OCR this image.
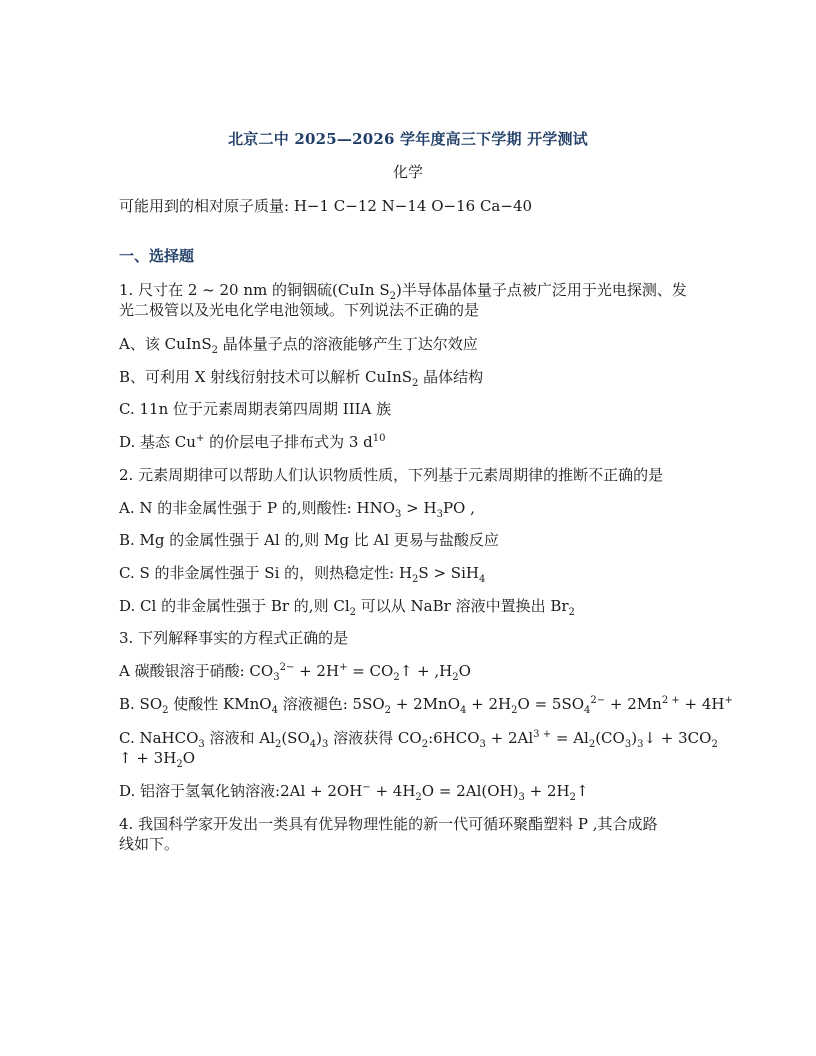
北京二中 2025—2026 学年度高三下学期 开学测试
化学
可能用到的相对原子质量: H−1 C−12 N−14 O−16 Ca−40
一、选择题
1. 尺寸在 2 ~ 20 nm 的铜铟硫(CuIn $S_2$)半导体晶体量子点被广泛用于光电探测、发
光二极管以及光电化学电池领域。下列说法不正确的是
A、该 CuInS$_2$ 晶体量子点的溶液能够产生丁达尔效应
B、可利用 X 射线衍射技术可以解析 CuInS$_2$ 晶体结构
C. 11n 位于元素周期表第四周期 IIIA 族
D. 基态 Cu+ 的价层电子排布式为 3 $d^{10}$
2. 元素周期律可以帮助人们认识物质性质，下列基于元素周期律的推断不正确的是
A. N 的非金属性强于 P 的,则酸性: $HNO_3 > H_3PO$ ,
B. Mg 的金属性强于 Al 的,则 Mg 比 Al 更易与盐酸反应
C. S 的非金属性强于 Si 的，则热稳定性: $H_2S > SiH_4$
D. Cl 的非金属性强于 Br 的,则 $Cl_2$ 可以从 NaBr 溶液中置换出 $Br_2$
3. 下列解释事实的方程式正确的是
A 碳酸银溶于硝酸: $CO_3^{2-} + 2H^+$ = $CO_2↑ + ,H_2O$
B. $SO_2$ 使酸性 KMnO$_4$ 溶液褪色: $5SO_2 + 2MnO_4 + 2H_2O = 5SO_4^{2-} + 2Mn^{2 +} + 4H^+$
C. NaHCO$_3$ 溶液和 $Al_2(SO_4)_3$ 溶液获得 $CO_2:6HCO_3 + 2Al^{3 +}$ = $Al_2(CO_3)_3↓ + 3CO_2$
↑ + $3H_2O$
D. 铝溶于氢氧化钠溶液:2Al + $2OH^- + 4H_2O = 2Al(OH)_3$ + $2H_2↑$
4. 我国科学家开发出一类具有优异物理性能的新一代可循环聚酯塑料 P ,其合成路
线如下。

•••••

*YOUR TASK*
Working from the material above, transcribe it exactly while omitting pictures.

*THE COMPLETED TASK*
OCR this image.
北京二中 2025—2026 学年度高三下学期 开学测试
化学
可能用到的相对原子质量: H−1 C−12 N−14 O−16 Ca−40
一、选择题
1. 尺寸在 2 ~ 20 nm 的铜铟硫(CuIn $S_2$)半导体晶体量子点被广泛用于光电探测、发
光二极管以及光电化学电池领域。下列说法不正确的是
A、该 CuInS$_2$ 晶体量子点的溶液能够产生丁达尔效应
B、可利用 X 射线衍射技术可以解析 CuInS$_2$ 晶体结构
C. 11n 位于元素周期表第四周期 IIIA 族
D. 基态 Cu+ 的价层电子排布式为 3 $d^{10}$
2. 元素周期律可以帮助人们认识物质性质，下列基于元素周期律的推断不正确的是
A. N 的非金属性强于 P 的,则酸性: $HNO_3 > H_3PO$ ,
B. Mg 的金属性强于 Al 的,则 Mg 比 Al 更易与盐酸反应
C. S 的非金属性强于 Si 的，则热稳定性: $H_2S > SiH_4$
D. Cl 的非金属性强于 Br 的,则 $Cl_2$ 可以从 NaBr 溶液中置换出 $Br_2$
3. 下列解释事实的方程式正确的是
A 碳酸银溶于硝酸: $CO_3^{2-} + 2H^+$ = $CO_2↑ + ,H_2O$
B. $SO_2$ 使酸性 KMnO$_4$ 溶液褪色: $5SO_2 + 2MnO_4 + 2H_2O = 5SO_4^{2-} + 2Mn^{2 +} + 4H^+$
C. NaHCO$_3$ 溶液和 $Al_2(SO_4)_3$ 溶液获得 $CO_2:6HCO_3 + 2Al^{3 +}$ = $Al_2(CO_3)_3↓ + 3CO_2$
↑ + $3H_2O$
D. 铝溶于氢氧化钠溶液:2Al + $2OH^- + 4H_2O = 2Al(OH)_3$ + $2H_2↑$
4. 我国科学家开发出一类具有优异物理性能的新一代可循环聚酯塑料 P ,其合成路
线如下。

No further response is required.